**What you need to do:**
Write out each line word for word. Drop pictures.

◆ ◆ ◆ ◆

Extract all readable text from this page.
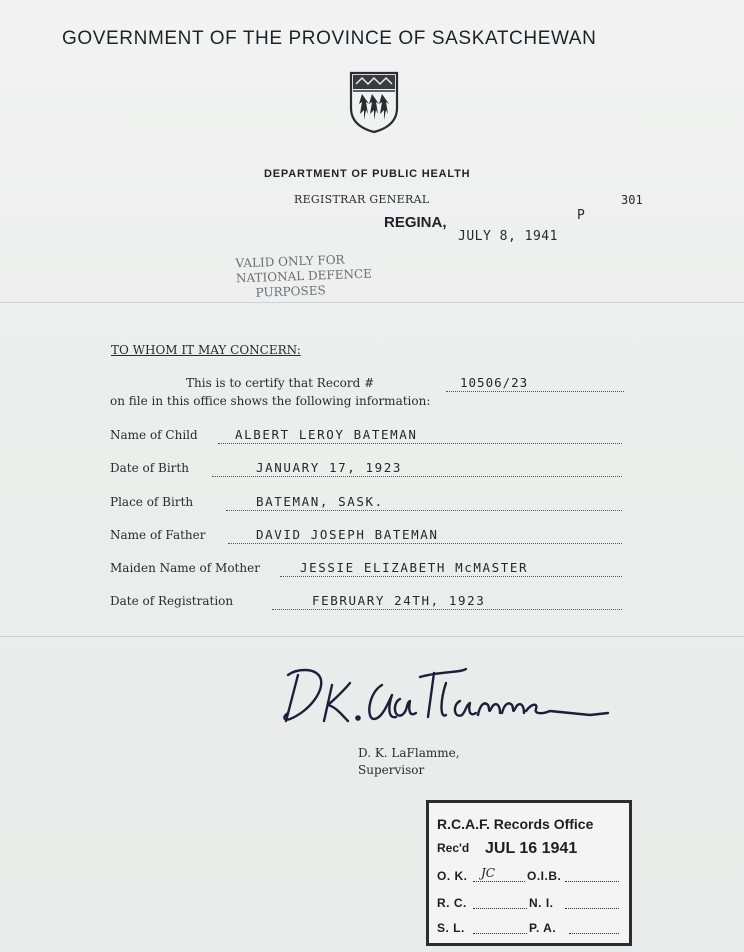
GOVERNMENT OF THE PROVINCE OF SASKATCHEWAN
DEPARTMENT OF PUBLIC HEALTH
REGISTRAR GENERAL	301
P
REGINA,
JULY 8, 1941
VALID ONLY FOR
NATIONAL DEFENCE
PURPOSES
TO WHOM IT MAY CONCERN:
This is to certify that Record #	10506/23
on file in this office shows the following information:
Name of Child	ALBERT LEROY BATEMAN
Date of Birth	JANUARY 17, 1923
Place of Birth	BATEMAN, SASK.
Name of Father	DAVID JOSEPH BATEMAN
Maiden Name of Mother	JESSIE ELIZABETH McMASTER
Date of Registration	FEBRUARY 24TH, 1923
D. K. LaFlamme,
Supervisor
R.C.A.F. Records Office
Rec'd JUL 16 1941
O. K. JC	O.I.B.
R. C.	N. I.
S. L.	P. A.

◆ ◆ ◆ ◆

**Exercise output:**
Extract all readable text from this page.
GOVERNMENT OF THE PROVINCE OF SASKATCHEWAN
DEPARTMENT OF PUBLIC HEALTH
REGISTRAR GENERAL	301
P
REGINA,
JULY 8, 1941
VALID ONLY FOR
NATIONAL DEFENCE
PURPOSES
TO WHOM IT MAY CONCERN:
This is to certify that Record #	10506/23
on file in this office shows the following information:
Name of Child	ALBERT LEROY BATEMAN
Date of Birth	JANUARY 17, 1923
Place of Birth	BATEMAN, SASK.
Name of Father	DAVID JOSEPH BATEMAN
Maiden Name of Mother	JESSIE ELIZABETH McMASTER
Date of Registration	FEBRUARY 24TH, 1923
D. K. LaFlamme,
Supervisor
R.C.A.F. Records Office
Rec'd JUL 16 1941
O. K. JC	O.I.B.
R. C.	N. I.
S. L.	P. A.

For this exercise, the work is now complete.